====== Dataset content ======

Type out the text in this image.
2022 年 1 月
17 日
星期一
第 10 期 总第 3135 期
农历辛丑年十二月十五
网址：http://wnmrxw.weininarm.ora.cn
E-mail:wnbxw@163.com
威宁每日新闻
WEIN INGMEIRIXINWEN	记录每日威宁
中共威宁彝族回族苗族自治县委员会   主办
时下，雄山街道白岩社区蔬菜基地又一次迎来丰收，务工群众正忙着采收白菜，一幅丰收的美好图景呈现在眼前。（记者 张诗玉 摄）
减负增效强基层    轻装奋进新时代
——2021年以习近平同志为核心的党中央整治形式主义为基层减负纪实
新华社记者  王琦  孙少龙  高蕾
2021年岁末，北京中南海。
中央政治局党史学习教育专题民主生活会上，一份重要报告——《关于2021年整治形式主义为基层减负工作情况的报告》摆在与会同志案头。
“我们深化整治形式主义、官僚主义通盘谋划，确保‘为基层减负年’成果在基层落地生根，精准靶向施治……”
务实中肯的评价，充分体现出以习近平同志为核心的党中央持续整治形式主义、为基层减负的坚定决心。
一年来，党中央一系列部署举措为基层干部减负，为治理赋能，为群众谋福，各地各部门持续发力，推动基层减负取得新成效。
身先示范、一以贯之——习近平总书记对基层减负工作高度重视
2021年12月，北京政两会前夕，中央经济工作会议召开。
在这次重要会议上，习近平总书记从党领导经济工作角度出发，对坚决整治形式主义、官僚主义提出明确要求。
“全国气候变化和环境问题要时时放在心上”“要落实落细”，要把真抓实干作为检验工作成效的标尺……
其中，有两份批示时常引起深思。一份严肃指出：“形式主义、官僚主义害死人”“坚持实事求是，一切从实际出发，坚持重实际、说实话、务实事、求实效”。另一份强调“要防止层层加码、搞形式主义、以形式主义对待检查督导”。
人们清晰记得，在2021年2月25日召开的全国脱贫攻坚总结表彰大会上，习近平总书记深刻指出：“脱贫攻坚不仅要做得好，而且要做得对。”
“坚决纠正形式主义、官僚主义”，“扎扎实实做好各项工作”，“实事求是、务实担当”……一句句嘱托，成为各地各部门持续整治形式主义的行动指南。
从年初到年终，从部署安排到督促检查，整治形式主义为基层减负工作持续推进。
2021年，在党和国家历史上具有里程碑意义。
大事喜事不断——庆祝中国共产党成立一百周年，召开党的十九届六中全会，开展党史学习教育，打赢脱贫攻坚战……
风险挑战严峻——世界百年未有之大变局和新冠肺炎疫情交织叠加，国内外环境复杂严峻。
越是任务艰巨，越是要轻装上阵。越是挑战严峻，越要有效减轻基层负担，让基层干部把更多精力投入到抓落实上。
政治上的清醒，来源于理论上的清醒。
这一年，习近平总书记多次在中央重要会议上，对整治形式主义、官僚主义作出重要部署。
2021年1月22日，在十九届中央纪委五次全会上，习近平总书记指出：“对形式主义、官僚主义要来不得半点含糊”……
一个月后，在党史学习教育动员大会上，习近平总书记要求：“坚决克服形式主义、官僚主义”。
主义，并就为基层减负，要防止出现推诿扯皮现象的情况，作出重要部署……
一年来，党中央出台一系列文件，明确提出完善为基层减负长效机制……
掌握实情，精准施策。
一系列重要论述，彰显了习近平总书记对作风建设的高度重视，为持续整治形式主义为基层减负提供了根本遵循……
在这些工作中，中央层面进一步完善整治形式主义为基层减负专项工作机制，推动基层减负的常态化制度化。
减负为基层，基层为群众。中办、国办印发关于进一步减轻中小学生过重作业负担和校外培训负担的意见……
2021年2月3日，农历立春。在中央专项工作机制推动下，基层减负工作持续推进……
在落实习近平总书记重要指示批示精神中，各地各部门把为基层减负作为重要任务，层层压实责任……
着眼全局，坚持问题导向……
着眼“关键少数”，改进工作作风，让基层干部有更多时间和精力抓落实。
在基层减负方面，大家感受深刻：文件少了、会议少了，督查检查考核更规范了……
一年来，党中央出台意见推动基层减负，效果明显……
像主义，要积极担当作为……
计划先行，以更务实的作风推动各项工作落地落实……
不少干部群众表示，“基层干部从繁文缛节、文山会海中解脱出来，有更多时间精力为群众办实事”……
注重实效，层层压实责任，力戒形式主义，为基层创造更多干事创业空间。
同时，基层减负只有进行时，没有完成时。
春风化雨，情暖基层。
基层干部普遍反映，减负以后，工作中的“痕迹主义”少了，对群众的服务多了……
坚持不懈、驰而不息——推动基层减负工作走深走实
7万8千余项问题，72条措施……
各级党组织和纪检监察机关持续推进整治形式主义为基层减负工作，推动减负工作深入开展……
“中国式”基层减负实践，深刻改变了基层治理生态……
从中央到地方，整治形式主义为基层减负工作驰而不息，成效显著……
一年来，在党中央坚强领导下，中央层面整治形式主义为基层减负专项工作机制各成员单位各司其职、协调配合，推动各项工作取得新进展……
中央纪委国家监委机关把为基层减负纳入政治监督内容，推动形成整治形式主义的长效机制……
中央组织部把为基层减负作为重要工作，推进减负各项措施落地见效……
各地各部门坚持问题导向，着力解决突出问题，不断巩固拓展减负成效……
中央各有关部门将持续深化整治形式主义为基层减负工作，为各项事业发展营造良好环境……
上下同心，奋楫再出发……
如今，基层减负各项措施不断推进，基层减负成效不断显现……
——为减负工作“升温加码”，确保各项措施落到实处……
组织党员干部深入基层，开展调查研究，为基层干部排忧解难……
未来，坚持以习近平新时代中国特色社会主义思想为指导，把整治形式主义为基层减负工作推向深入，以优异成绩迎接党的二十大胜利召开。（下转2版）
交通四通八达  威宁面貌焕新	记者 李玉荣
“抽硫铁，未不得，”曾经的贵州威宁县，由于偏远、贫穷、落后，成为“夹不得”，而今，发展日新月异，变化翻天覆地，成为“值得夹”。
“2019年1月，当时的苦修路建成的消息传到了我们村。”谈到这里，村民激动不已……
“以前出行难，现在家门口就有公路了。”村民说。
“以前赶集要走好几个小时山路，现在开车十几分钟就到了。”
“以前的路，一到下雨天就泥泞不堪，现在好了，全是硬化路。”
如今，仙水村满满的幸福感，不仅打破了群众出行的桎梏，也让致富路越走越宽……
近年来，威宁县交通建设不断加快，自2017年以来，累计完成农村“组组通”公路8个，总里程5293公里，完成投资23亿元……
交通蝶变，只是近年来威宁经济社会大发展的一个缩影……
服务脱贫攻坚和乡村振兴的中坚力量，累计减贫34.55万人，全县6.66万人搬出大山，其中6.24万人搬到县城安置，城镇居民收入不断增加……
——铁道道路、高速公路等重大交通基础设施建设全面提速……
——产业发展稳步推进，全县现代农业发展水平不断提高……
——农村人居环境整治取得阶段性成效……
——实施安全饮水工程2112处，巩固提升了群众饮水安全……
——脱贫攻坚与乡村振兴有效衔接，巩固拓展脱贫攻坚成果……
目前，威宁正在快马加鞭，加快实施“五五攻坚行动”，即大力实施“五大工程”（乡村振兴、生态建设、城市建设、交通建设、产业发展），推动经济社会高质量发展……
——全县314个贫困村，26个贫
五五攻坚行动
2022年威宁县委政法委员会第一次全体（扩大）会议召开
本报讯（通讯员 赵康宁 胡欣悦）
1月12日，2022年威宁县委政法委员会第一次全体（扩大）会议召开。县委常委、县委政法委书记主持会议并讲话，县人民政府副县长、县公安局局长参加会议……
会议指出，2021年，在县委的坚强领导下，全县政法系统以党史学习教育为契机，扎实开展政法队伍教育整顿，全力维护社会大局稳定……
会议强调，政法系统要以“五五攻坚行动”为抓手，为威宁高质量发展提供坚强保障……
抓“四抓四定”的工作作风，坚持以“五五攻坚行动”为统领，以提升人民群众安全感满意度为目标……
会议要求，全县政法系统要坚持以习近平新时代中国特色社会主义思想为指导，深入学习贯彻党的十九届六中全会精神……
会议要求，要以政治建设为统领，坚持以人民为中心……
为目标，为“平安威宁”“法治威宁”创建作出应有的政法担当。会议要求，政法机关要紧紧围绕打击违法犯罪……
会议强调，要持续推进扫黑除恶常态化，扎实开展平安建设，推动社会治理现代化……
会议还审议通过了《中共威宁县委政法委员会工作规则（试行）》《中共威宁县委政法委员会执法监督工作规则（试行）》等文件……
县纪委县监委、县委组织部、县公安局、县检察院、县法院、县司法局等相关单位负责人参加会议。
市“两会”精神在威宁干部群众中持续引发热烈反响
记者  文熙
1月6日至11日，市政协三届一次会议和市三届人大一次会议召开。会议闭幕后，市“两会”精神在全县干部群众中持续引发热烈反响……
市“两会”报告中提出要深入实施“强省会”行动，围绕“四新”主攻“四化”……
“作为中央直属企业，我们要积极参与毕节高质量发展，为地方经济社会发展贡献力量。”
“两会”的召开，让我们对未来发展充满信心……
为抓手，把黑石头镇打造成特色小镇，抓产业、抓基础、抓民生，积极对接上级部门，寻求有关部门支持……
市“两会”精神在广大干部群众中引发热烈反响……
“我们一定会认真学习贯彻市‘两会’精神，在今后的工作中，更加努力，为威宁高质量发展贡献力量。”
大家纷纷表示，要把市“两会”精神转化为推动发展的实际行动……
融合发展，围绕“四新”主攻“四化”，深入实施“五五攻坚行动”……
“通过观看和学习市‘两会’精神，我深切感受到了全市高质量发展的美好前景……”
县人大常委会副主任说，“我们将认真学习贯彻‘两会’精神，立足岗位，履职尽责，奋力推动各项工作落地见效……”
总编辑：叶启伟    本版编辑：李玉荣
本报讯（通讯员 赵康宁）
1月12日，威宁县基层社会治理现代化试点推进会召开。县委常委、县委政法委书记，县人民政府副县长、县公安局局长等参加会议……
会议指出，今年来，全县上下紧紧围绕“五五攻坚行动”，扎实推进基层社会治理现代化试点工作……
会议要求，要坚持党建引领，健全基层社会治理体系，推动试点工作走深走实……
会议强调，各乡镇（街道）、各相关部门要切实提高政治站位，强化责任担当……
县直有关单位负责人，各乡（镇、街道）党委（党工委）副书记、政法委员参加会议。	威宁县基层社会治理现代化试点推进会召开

======

Copy every line that includes the string "会议指出" from the material above.

> [Task solution]
会议指出，2021年，在县委的坚强领导下，全县政法系统以党史学习教育为契机，扎实开展政法队伍教育整顿，全力维护社会大局稳定……
会议指出，今年来，全县上下紧紧围绕“五五攻坚行动”，扎实推进基层社会治理现代化试点工作……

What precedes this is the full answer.